▶ What is asked:
Below are the records. List every line holding the word "reduced".

-- BEGIN Provided data --

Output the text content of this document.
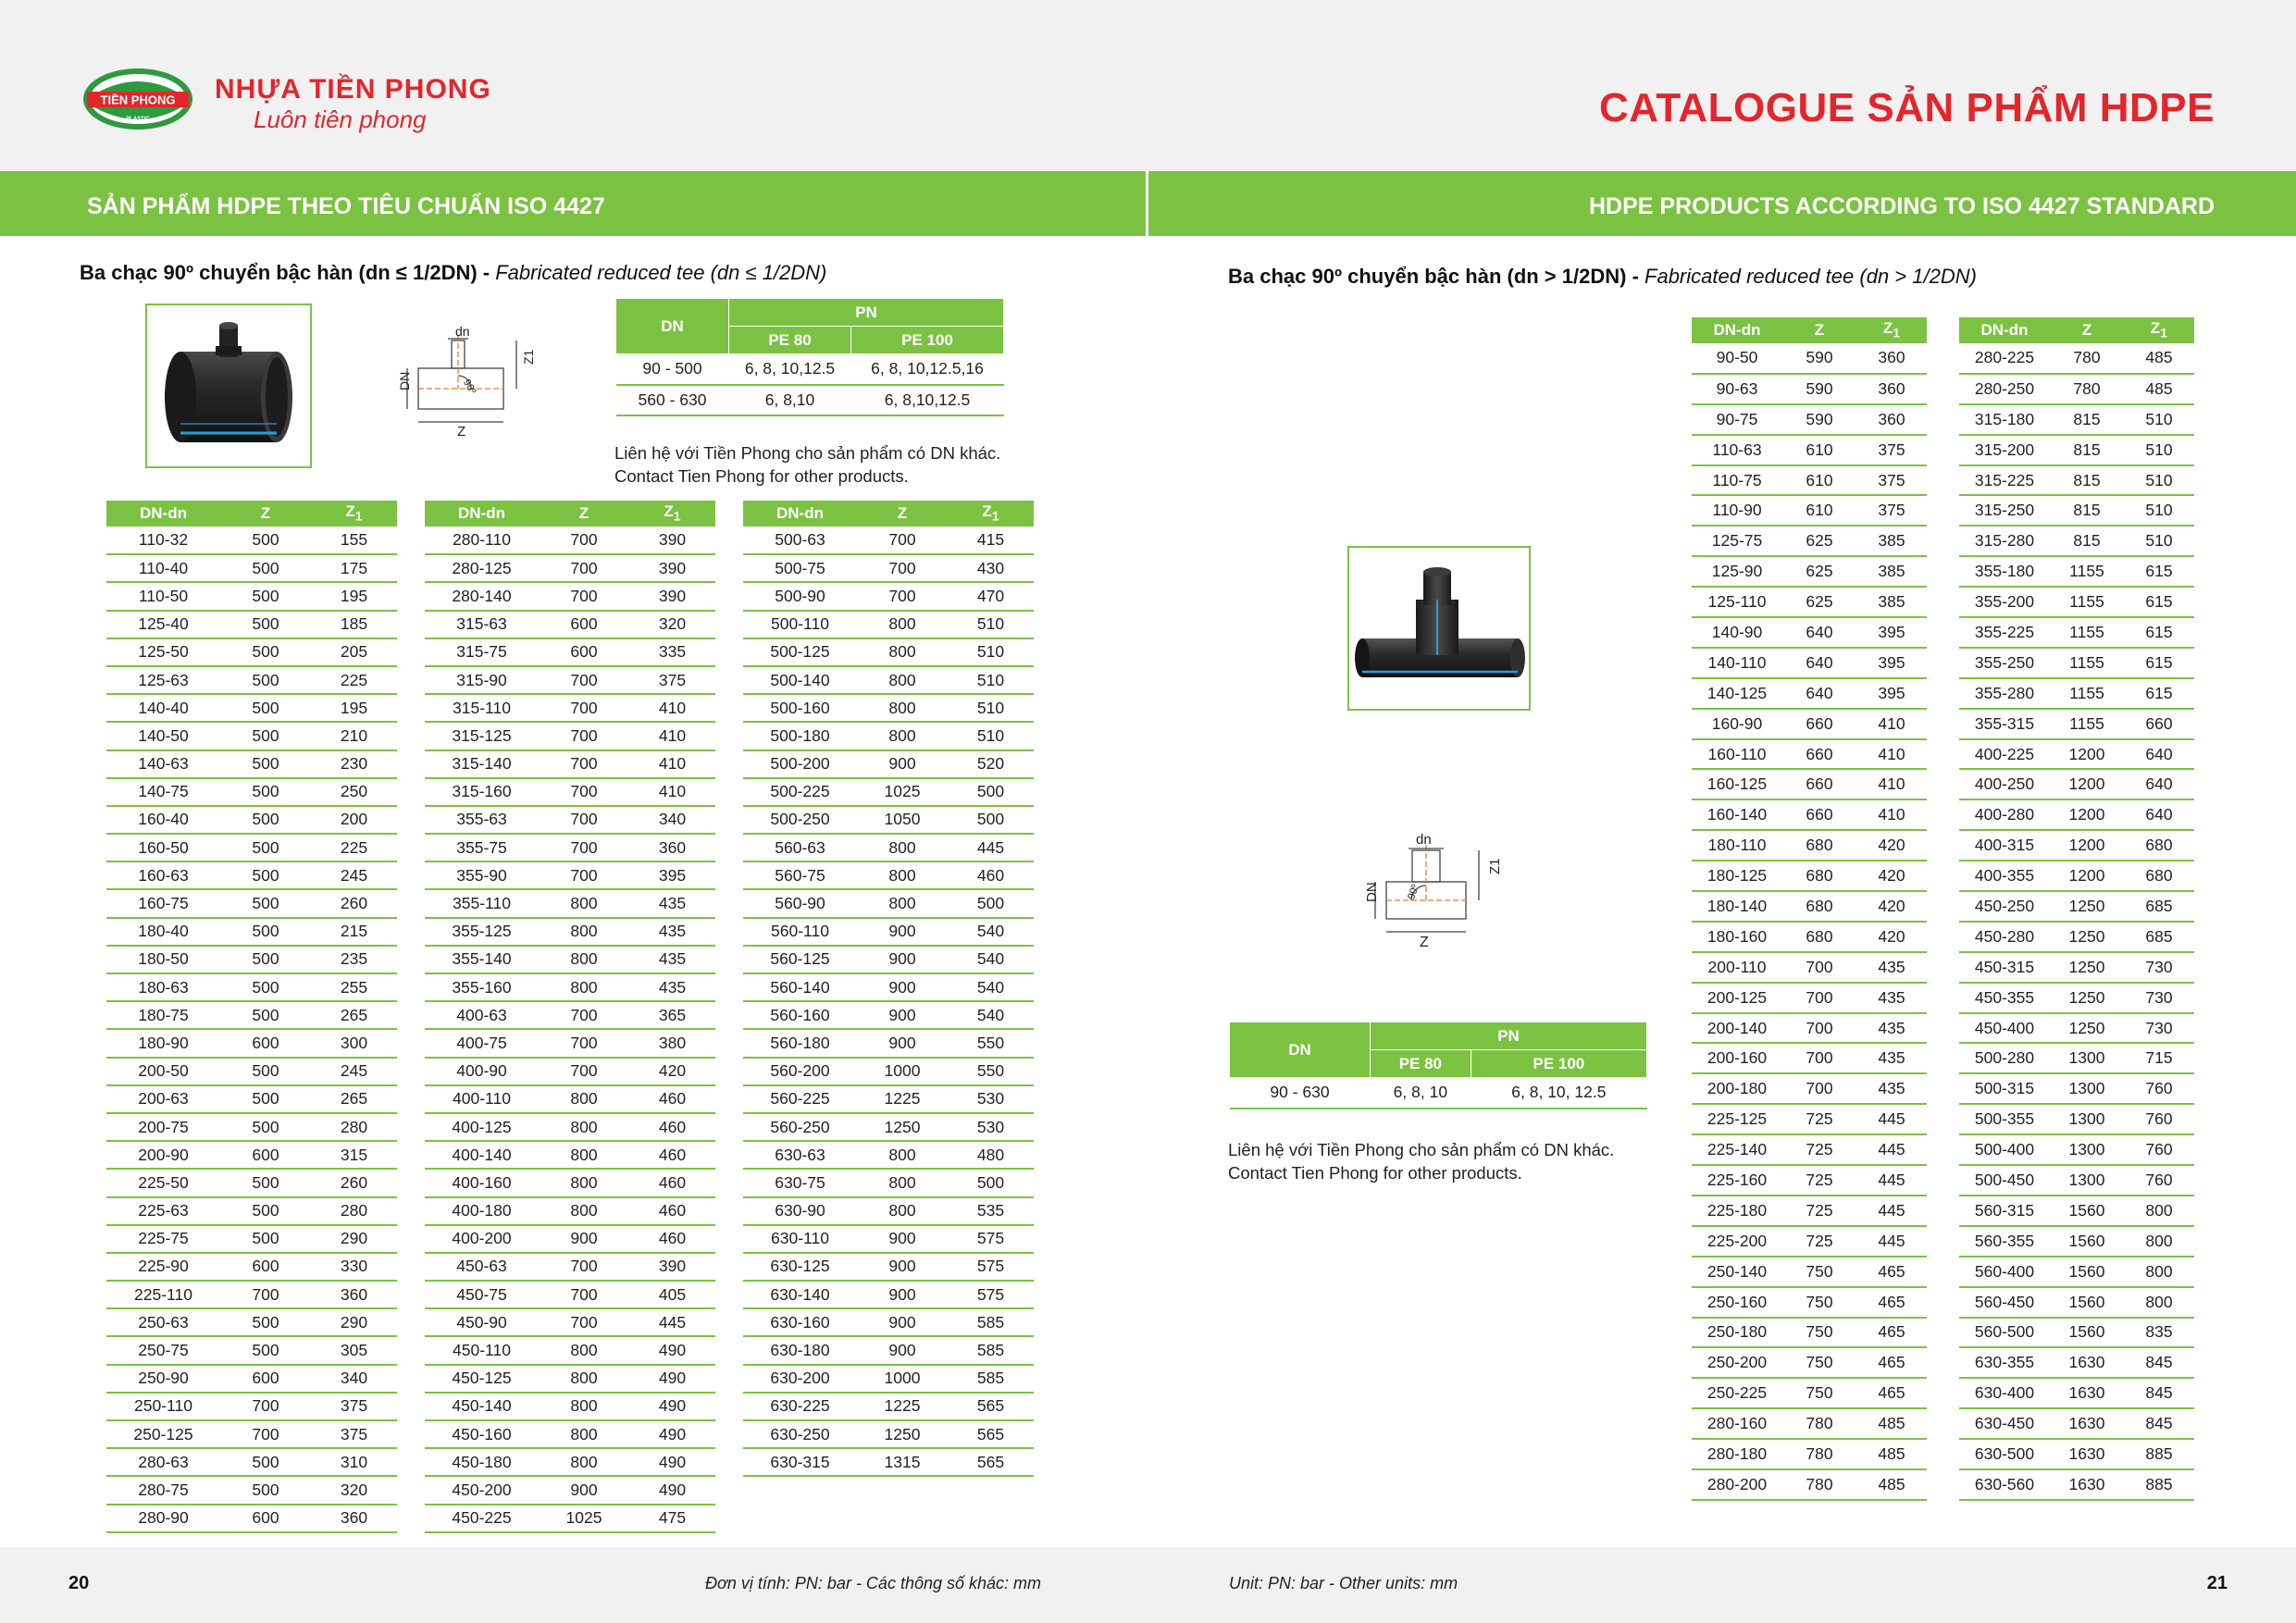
TIỀN PHONG
PLASTIC
NHỰA TIỀN PHONG
Luôn tiên phong	CATALOGUE SẢN PHẨM HDPE
SẢN PHẨM HDPE THEO TIÊU CHUẨN ISO 4427	HDPE PRODUCTS ACCORDING TO ISO 4427 STANDARD
Ba chạc 90º chuyển bậc hàn (dn ≤ 1/2DN) - Fabricated reduced tee (dn ≤ 1/2DN)
dn
90º
DN
Z
Z1
DN	PN	
	PE 80	PE 100
90 - 500	6, 8, 10,12.5	6, 8, 10,12.5,16
560 - 630	6, 8,10	6, 8,10,12.5
Liên hệ với Tiền Phong cho sản phẩm có DN khác.
Contact Tien Phong for other products.
DN-dn	Z	$Z_1$		DN-dn	Z	$Z_1$		DN-dn	Z	$Z_1$
110-32	500	155		280-110	700	390		500-63	700	415
110-40	500	175		280-125	700	390		500-75	700	430
110-50	500	195		280-140	700	390		500-90	700	470
125-40	500	185		315-63	600	320		500-110	800	510
125-50	500	205		315-75	600	335		500-125	800	510
125-63	500	225		315-90	700	375		500-140	800	510
140-40	500	195		315-110	700	410		500-160	800	510
140-50	500	210		315-125	700	410		500-180	800	510
140-63	500	230		315-140	700	410		500-200	900	520
140-75	500	250		315-160	700	410		500-225	1025	500
160-40	500	200		355-63	700	340		500-250	1050	500
160-50	500	225		355-75	700	360		560-63	800	445
160-63	500	245		355-90	700	395		560-75	800	460
160-75	500	260		355-110	800	435		560-90	800	500
180-40	500	215		355-125	800	435		560-110	900	540
180-50	500	235		355-140	800	435		560-125	900	540
180-63	500	255		355-160	800	435		560-140	900	540
180-75	500	265		400-63	700	365		560-160	900	540
180-90	600	300		400-75	700	380		560-180	900	550
200-50	500	245		400-90	700	420		560-200	1000	550
200-63	500	265		400-110	800	460		560-225	1225	530
200-75	500	280		400-125	800	460		560-250	1250	530
200-90	600	315		400-140	800	460		630-63	800	480
225-50	500	260		400-160	800	460		630-75	800	500
225-63	500	280		400-180	800	460		630-90	800	535
225-75	500	290		400-200	900	460		630-110	900	575
225-90	600	330		450-63	700	390		630-125	900	575
225-110	700	360		450-75	700	405		630-140	900	575
250-63	500	290		450-90	700	445		630-160	900	585
250-75	500	305		450-110	800	490		630-180	900	585
250-90	600	340		450-125	800	490		630-200	1000	585
250-110	700	375		450-140	800	490		630-225	1225	565
250-125	700	375		450-160	800	490		630-250	1250	565
280-63	500	310		450-180	800	490		630-315	1315	565
280-75	500	320		450-200	900	490				
280-90	600	360		450-225	1025	475				
Ba chạc 90º chuyển bậc hàn (dn > 1/2DN) - Fabricated reduced tee (dn > 1/2DN)
dn
90º
DN
Z
Z1
DN	PN	
	PE 80	PE 100
90 - 630	6, 8, 10	6, 8, 10, 12.5
Liên hệ với Tiền Phong cho sản phẩm có DN khác.
Contact Tien Phong for other products.
DN-dn	Z	$Z_1$		DN-dn	Z	$Z_1$
90-50	590	360		280-225	780	485
90-63	590	360		280-250	780	485
90-75	590	360		315-180	815	510
110-63	610	375		315-200	815	510
110-75	610	375		315-225	815	510
110-90	610	375		315-250	815	510
125-75	625	385		315-280	815	510
125-90	625	385		355-180	1155	615
125-110	625	385		355-200	1155	615
140-90	640	395		355-225	1155	615
140-110	640	395		355-250	1155	615
140-125	640	395		355-280	1155	615
160-90	660	410		355-315	1155	660
160-110	660	410		400-225	1200	640
160-125	660	410		400-250	1200	640
160-140	660	410		400-280	1200	640
180-110	680	420		400-315	1200	680
180-125	680	420		400-355	1200	680
180-140	680	420		450-250	1250	685
180-160	680	420		450-280	1250	685
200-110	700	435		450-315	1250	730
200-125	700	435		450-355	1250	730
200-140	700	435		450-400	1250	730
200-160	700	435		500-280	1300	715
200-180	700	435		500-315	1300	760
225-125	725	445		500-355	1300	760
225-140	725	445		500-400	1300	760
225-160	725	445		500-450	1300	760
225-180	725	445		560-315	1560	800
225-200	725	445		560-355	1560	800
250-140	750	465		560-400	1560	800
250-160	750	465		560-450	1560	800
250-180	750	465		560-500	1560	835
250-200	750	465		630-355	1630	845
250-225	750	465		630-400	1630	845
280-160	780	485		630-450	1630	845
280-180	780	485		630-500	1630	885
280-200	780	485		630-560	1630	885
20	Đơn vị tính: PN: bar - Các thông số khác: mm	Unit: PN: bar - Other units: mm	21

-- END Provided data --

▶ Written answer:
Ba chạc 90º chuyển bậc hàn (dn ≤ 1/2DN) - Fabricated reduced tee (dn ≤ 1/2DN)
Ba chạc 90º chuyển bậc hàn (dn > 1/2DN) - Fabricated reduced tee (dn > 1/2DN)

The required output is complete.